TASK DESCRIPTION:
The records that follow are to be repeated exactly, with the pictures removed.
►
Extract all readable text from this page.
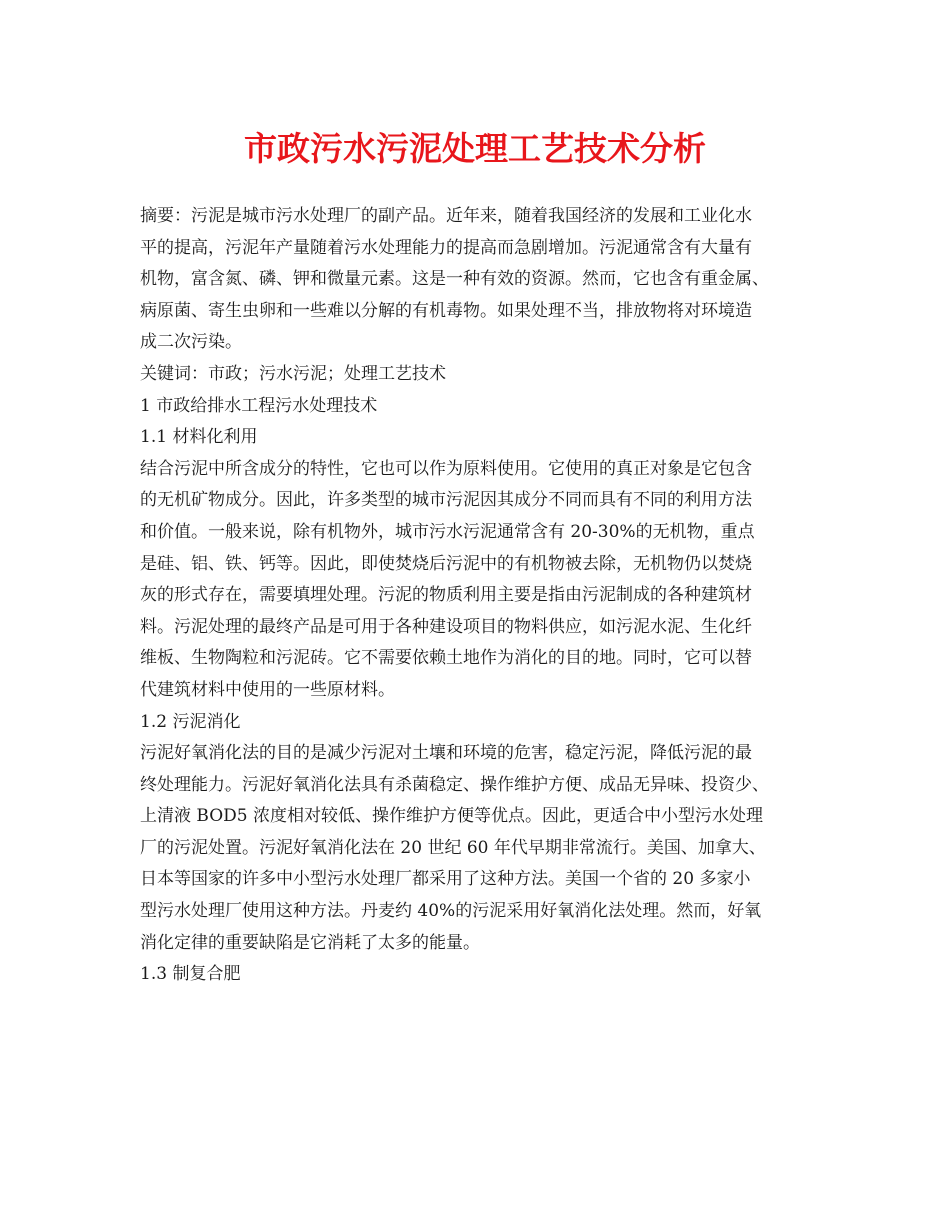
市政污水污泥处理工艺技术分析
摘要：污泥是城市污水处理厂的副产品。近年来，随着我国经济的发展和工业化水
平的提高，污泥年产量随着污水处理能力的提高而急剧增加。污泥通常含有大量有
机物，富含氮、磷、钾和微量元素。这是一种有效的资源。然而，它也含有重金属、
病原菌、寄生虫卵和一些难以分解的有机毒物。如果处理不当，排放物将对环境造
成二次污染。
关键词：市政；污水污泥；处理工艺技术
1 市政给排水工程污水处理技术
1.1 材料化利用
结合污泥中所含成分的特性，它也可以作为原料使用。它使用的真正对象是它包含
的无机矿物成分。因此，许多类型的城市污泥因其成分不同而具有不同的利用方法
和价值。一般来说，除有机物外，城市污水污泥通常含有 20-30%的无机物，重点
是硅、铝、铁、钙等。因此，即使焚烧后污泥中的有机物被去除，无机物仍以焚烧
灰的形式存在，需要填埋处理。污泥的物质利用主要是指由污泥制成的各种建筑材
料。污泥处理的最终产品是可用于各种建设项目的物料供应，如污泥水泥、生化纤
维板、生物陶粒和污泥砖。它不需要依赖土地作为消化的目的地。同时，它可以替
代建筑材料中使用的一些原材料。
1.2 污泥消化
污泥好氧消化法的目的是减少污泥对土壤和环境的危害，稳定污泥，降低污泥的最
终处理能力。污泥好氧消化法具有杀菌稳定、操作维护方便、成品无异味、投资少、
上清液 BOD5 浓度相对较低、操作维护方便等优点。因此，更适合中小型污水处理
厂的污泥处置。污泥好氧消化法在 20 世纪 60 年代早期非常流行。美国、加拿大、
日本等国家的许多中小型污水处理厂都采用了这种方法。美国一个省的 20 多家小
型污水处理厂使用这种方法。丹麦约 40%的污泥采用好氧消化法处理。然而，好氧
消化定律的重要缺陷是它消耗了太多的能量。
1.3 制复合肥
◄
FINAL ANSWER:
Extract all readable text from this page.
市政污水污泥处理工艺技术分析
摘要：污泥是城市污水处理厂的副产品。近年来，随着我国经济的发展和工业化水
平的提高，污泥年产量随着污水处理能力的提高而急剧增加。污泥通常含有大量有
机物，富含氮、磷、钾和微量元素。这是一种有效的资源。然而，它也含有重金属、
病原菌、寄生虫卵和一些难以分解的有机毒物。如果处理不当，排放物将对环境造
成二次污染。
关键词：市政；污水污泥；处理工艺技术
1 市政给排水工程污水处理技术
1.1 材料化利用
结合污泥中所含成分的特性，它也可以作为原料使用。它使用的真正对象是它包含
的无机矿物成分。因此，许多类型的城市污泥因其成分不同而具有不同的利用方法
和价值。一般来说，除有机物外，城市污水污泥通常含有 20-30%的无机物，重点
是硅、铝、铁、钙等。因此，即使焚烧后污泥中的有机物被去除，无机物仍以焚烧
灰的形式存在，需要填埋处理。污泥的物质利用主要是指由污泥制成的各种建筑材
料。污泥处理的最终产品是可用于各种建设项目的物料供应，如污泥水泥、生化纤
维板、生物陶粒和污泥砖。它不需要依赖土地作为消化的目的地。同时，它可以替
代建筑材料中使用的一些原材料。
1.2 污泥消化
污泥好氧消化法的目的是减少污泥对土壤和环境的危害，稳定污泥，降低污泥的最
终处理能力。污泥好氧消化法具有杀菌稳定、操作维护方便、成品无异味、投资少、
上清液 BOD5 浓度相对较低、操作维护方便等优点。因此，更适合中小型污水处理
厂的污泥处置。污泥好氧消化法在 20 世纪 60 年代早期非常流行。美国、加拿大、
日本等国家的许多中小型污水处理厂都采用了这种方法。美国一个省的 20 多家小
型污水处理厂使用这种方法。丹麦约 40%的污泥采用好氧消化法处理。然而，好氧
消化定律的重要缺陷是它消耗了太多的能量。
1.3 制复合肥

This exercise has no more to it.